**Short exercise:**
Scan the records and identify every line in which the string "this" occurs, then return those lines.

**The data:**
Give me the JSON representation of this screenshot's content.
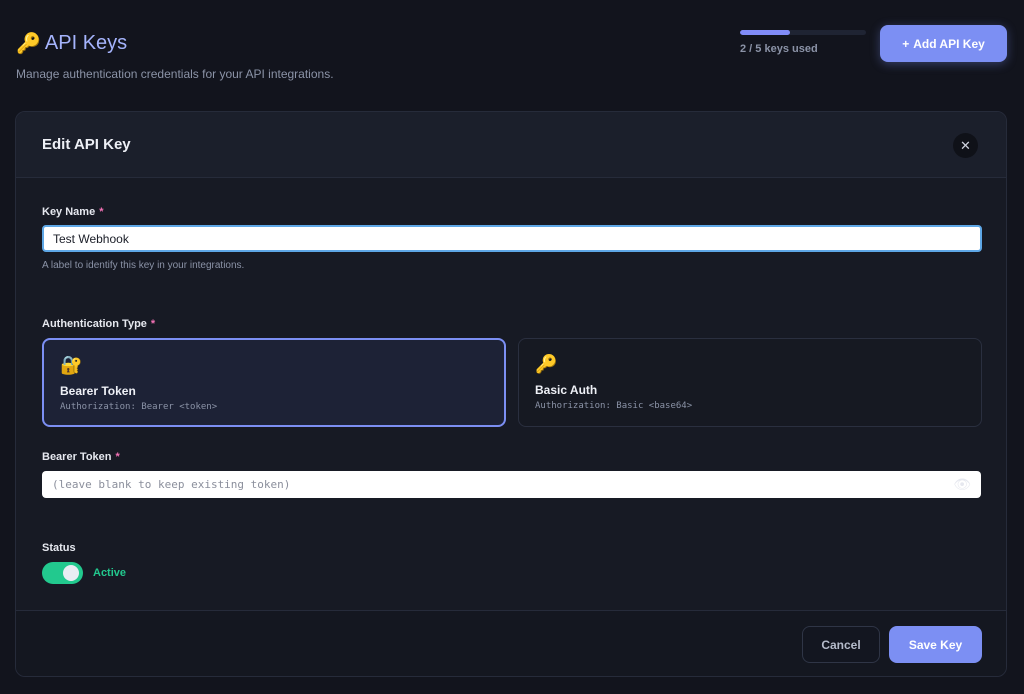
{
  "page": {
    "icon": "key-icon",
    "title": "API Keys",
    "subtitle": "Manage authentication credentials for your API integrations."
  },
  "usage": {
    "used": 2,
    "total": 5,
    "label": "2 / 5 keys used"
  },
  "add_button": {
    "icon": "plus-icon",
    "label": "Add API Key"
  },
  "modal": {
    "title": "Edit API Key",
    "close_glyph": "✕",
    "key_name": {
      "label": "Key Name",
      "required_mark": "*",
      "value": "Test Webhook",
      "hint": "A label to identify this key in your integrations."
    },
    "auth_type": {
      "label": "Authentication Type",
      "required_mark": "*",
      "options": [
        {
          "icon": "locked-key-icon",
          "glyph": "🔐",
          "title": "Bearer Token",
          "description": "Authorization: Bearer <token>",
          "selected": true
        },
        {
          "icon": "key-icon",
          "glyph": "🔑",
          "title": "Basic Auth",
          "description": "Authorization: Basic <base64>",
          "selected": false
        }
      ]
    },
    "bearer_token": {
      "label": "Bearer Token",
      "required_mark": "*",
      "placeholder": "(leave blank to keep existing token)",
      "eye_glyph": "👁"
    },
    "status": {
      "label": "Status",
      "value": "Active",
      "enabled": true
    },
    "footer": {
      "cancel_label": "Cancel",
      "save_label": "Save Key"
    }
  },
  "colors": {
    "accent": "#7c8ff3",
    "active_green": "#22c98e",
    "required": "#f472b6",
    "background": "#12141d"
  }
}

**Response:**
Give me the JSON representation of this screenshot's content.
      "hint": "A label to identify this key in your integrations."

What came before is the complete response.